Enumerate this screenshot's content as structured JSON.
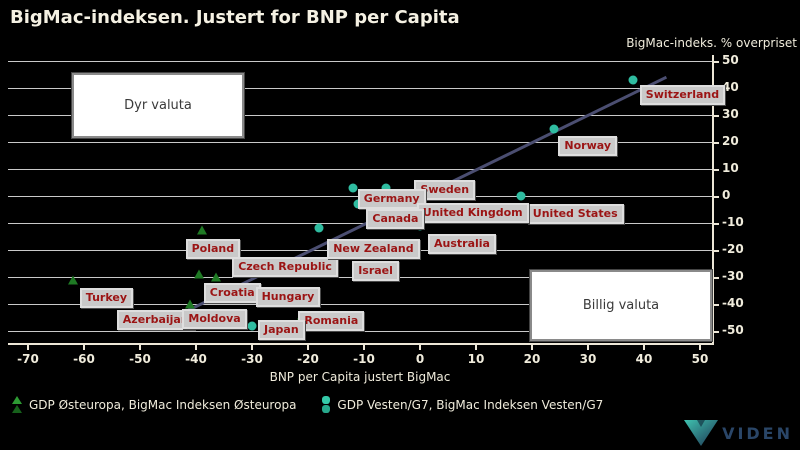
{
  "title": "BigMac-indeksen. Justert for BNP per Capita",
  "axis": {
    "y_label": "BigMac-indeks. % overpriset",
    "x_label": "BNP per Capita justert BigMac"
  },
  "annotations": {
    "expensive": "Dyr valuta",
    "cheap": "Billig valuta"
  },
  "logo": {
    "text": "VIDEN"
  },
  "colors": {
    "background": "#000000",
    "text": "#f0ecdc",
    "grid": "#c9c9c9",
    "axis": "#ece6d6",
    "east_marker_dark": "#1f7a24",
    "east_marker_light": "#2d9b33",
    "west_marker": "#2fbca0",
    "west_marker_light": "#35c9a8",
    "trend": "#4b4e71",
    "country_text": "#9b1414",
    "country_bg": "#c9c9c9",
    "note_bg": "#ffffff",
    "note_text": "#3a3a3a",
    "logo_text": "#2a4668",
    "logo_grad_start": "#3fc3b0",
    "logo_grad_end": "#1d3250"
  },
  "chart_data": {
    "type": "scatter",
    "title": "BigMac-indeksen. Justert for BNP per Capita",
    "xlabel": "BNP per Capita justert BigMac",
    "ylabel": "BigMac-indeks. % overpriset",
    "xlim": [
      -70,
      50
    ],
    "ylim": [
      -50,
      50
    ],
    "x_ticks": [
      -70,
      -60,
      -50,
      -40,
      -30,
      -20,
      -10,
      0,
      10,
      20,
      30,
      40,
      50
    ],
    "y_ticks": [
      50,
      40,
      30,
      20,
      10,
      0,
      -10,
      -20,
      -30,
      -40,
      -50
    ],
    "grid": "horizontal",
    "legend_position": "bottom-left",
    "trend_line": {
      "from": [
        -47,
        -48
      ],
      "to": [
        44,
        44
      ]
    },
    "series": [
      {
        "name": "GDP Østeuropa, BigMac Indeksen Østeuropa",
        "marker": "triangle",
        "color": "#1f7a24",
        "points": [
          {
            "label": "Poland",
            "x": -39,
            "y": -12.5,
            "dx": -16,
            "dy": 9
          },
          {
            "label": "Czech Republic",
            "x": -33,
            "y": -19,
            "dx": -3,
            "dy": 10
          },
          {
            "label": "Croatia",
            "x": -39.5,
            "y": -29,
            "dx": 5,
            "dy": 9
          },
          {
            "label": "Hungary",
            "x": -36.5,
            "y": -30,
            "dx": 40,
            "dy": 10
          },
          {
            "label": "Turkey",
            "x": -62,
            "y": -31,
            "dx": 7,
            "dy": 8
          },
          {
            "label": "Azerbaijan",
            "x": -52,
            "y": -38,
            "dx": -12,
            "dy": 11
          },
          {
            "label": "Moldova",
            "x": -41,
            "y": -40,
            "dx": -8,
            "dy": 5
          },
          {
            "label": "Romania",
            "x": -21,
            "y": -44,
            "dx": -4,
            "dy": -4
          }
        ]
      },
      {
        "name": "GDP Vesten/G7, BigMac Indeksen Vesten/G7",
        "marker": "circle",
        "color": "#2fbca0",
        "points": [
          {
            "label": "Switzerland",
            "x": 38,
            "y": 43,
            "dx": 7,
            "dy": 5
          },
          {
            "label": "Norway",
            "x": 24,
            "y": 25,
            "dx": 4,
            "dy": 7
          },
          {
            "label": "United States",
            "x": 18,
            "y": 0,
            "dx": 6,
            "dy": 8
          },
          {
            "label": "Sweden",
            "x": -6,
            "y": 3,
            "dx": 28,
            "dy": -8
          },
          {
            "label": "Germany",
            "x": -12,
            "y": 3,
            "dx": 5,
            "dy": 1
          },
          {
            "label": "United Kingdom",
            "x": -2,
            "y": -2,
            "dx": 8,
            "dy": 2
          },
          {
            "label": "Canada",
            "x": -11,
            "y": -3,
            "dx": 8,
            "dy": 5
          },
          {
            "label": "New Zealand",
            "x": -18,
            "y": -12,
            "dx": 8,
            "dy": 11
          },
          {
            "label": "Australia",
            "x": 0,
            "y": -11,
            "dx": 8,
            "dy": 8
          },
          {
            "label": "Israel",
            "x": -13,
            "y": -22,
            "dx": 5,
            "dy": 6
          },
          {
            "label": "Japan",
            "x": -30,
            "y": -48,
            "dx": 6,
            "dy": -6
          }
        ]
      }
    ]
  }
}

|---|

Each record above must be returned exactly as written, with its pictures omitted.

Enumerate this screenshot's content as structured JSON.
{
  "title": "BigMac-indeksen. Justert for BNP per Capita",
  "axis": {
    "y_label": "BigMac-indeks. % overpriset",
    "x_label": "BNP per Capita justert BigMac"
  },
  "annotations": {
    "expensive": "Dyr valuta",
    "cheap": "Billig valuta"
  },
  "logo": {
    "text": "VIDEN"
  },
  "colors": {
    "background": "#000000",
    "text": "#f0ecdc",
    "grid": "#c9c9c9",
    "axis": "#ece6d6",
    "east_marker_dark": "#1f7a24",
    "east_marker_light": "#2d9b33",
    "west_marker": "#2fbca0",
    "west_marker_light": "#35c9a8",
    "trend": "#4b4e71",
    "country_text": "#9b1414",
    "country_bg": "#c9c9c9",
    "note_bg": "#ffffff",
    "note_text": "#3a3a3a",
    "logo_text": "#2a4668",
    "logo_grad_start": "#3fc3b0",
    "logo_grad_end": "#1d3250"
  },
  "chart_data": {
    "type": "scatter",
    "title": "BigMac-indeksen. Justert for BNP per Capita",
    "xlabel": "BNP per Capita justert BigMac",
    "ylabel": "BigMac-indeks. % overpriset",
    "xlim": [
      -70,
      50
    ],
    "ylim": [
      -50,
      50
    ],
    "x_ticks": [
      -70,
      -60,
      -50,
      -40,
      -30,
      -20,
      -10,
      0,
      10,
      20,
      30,
      40,
      50
    ],
    "y_ticks": [
      50,
      40,
      30,
      20,
      10,
      0,
      -10,
      -20,
      -30,
      -40,
      -50
    ],
    "grid": "horizontal",
    "legend_position": "bottom-left",
    "trend_line": {
      "from": [
        -47,
        -48
      ],
      "to": [
        44,
        44
      ]
    },
    "series": [
      {
        "name": "GDP Østeuropa, BigMac Indeksen Østeuropa",
        "marker": "triangle",
        "color": "#1f7a24",
        "points": [
          {
            "label": "Poland",
            "x": -39,
            "y": -12.5,
            "dx": -16,
            "dy": 9
          },
          {
            "label": "Czech Republic",
            "x": -33,
            "y": -19,
            "dx": -3,
            "dy": 10
          },
          {
            "label": "Croatia",
            "x": -39.5,
            "y": -29,
            "dx": 5,
            "dy": 9
          },
          {
            "label": "Hungary",
            "x": -36.5,
            "y": -30,
            "dx": 40,
            "dy": 10
          },
          {
            "label": "Turkey",
            "x": -62,
            "y": -31,
            "dx": 7,
            "dy": 8
          },
          {
            "label": "Azerbaijan",
            "x": -52,
            "y": -38,
            "dx": -12,
            "dy": 11
          },
          {
            "label": "Moldova",
            "x": -41,
            "y": -40,
            "dx": -8,
            "dy": 5
          },
          {
            "label": "Romania",
            "x": -21,
            "y": -44,
            "dx": -4,
            "dy": -4
          }
        ]
      },
      {
        "name": "GDP Vesten/G7, BigMac Indeksen Vesten/G7",
        "marker": "circle",
        "color": "#2fbca0",
        "points": [
          {
            "label": "Switzerland",
            "x": 38,
            "y": 43,
            "dx": 7,
            "dy": 5
          },
          {
            "label": "Norway",
            "x": 24,
            "y": 25,
            "dx": 4,
            "dy": 7
          },
          {
            "label": "United States",
            "x": 18,
            "y": 0,
            "dx": 6,
            "dy": 8
          },
          {
            "label": "Sweden",
            "x": -6,
            "y": 3,
            "dx": 28,
            "dy": -8
          },
          {
            "label": "Germany",
            "x": -12,
            "y": 3,
            "dx": 5,
            "dy": 1
          },
          {
            "label": "United Kingdom",
            "x": -2,
            "y": -2,
            "dx": 8,
            "dy": 2
          },
          {
            "label": "Canada",
            "x": -11,
            "y": -3,
            "dx": 8,
            "dy": 5
          },
          {
            "label": "New Zealand",
            "x": -18,
            "y": -12,
            "dx": 8,
            "dy": 11
          },
          {
            "label": "Australia",
            "x": 0,
            "y": -11,
            "dx": 8,
            "dy": 8
          },
          {
            "label": "Israel",
            "x": -13,
            "y": -22,
            "dx": 5,
            "dy": 6
          },
          {
            "label": "Japan",
            "x": -30,
            "y": -48,
            "dx": 6,
            "dy": -6
          }
        ]
      }
    ]
  }
}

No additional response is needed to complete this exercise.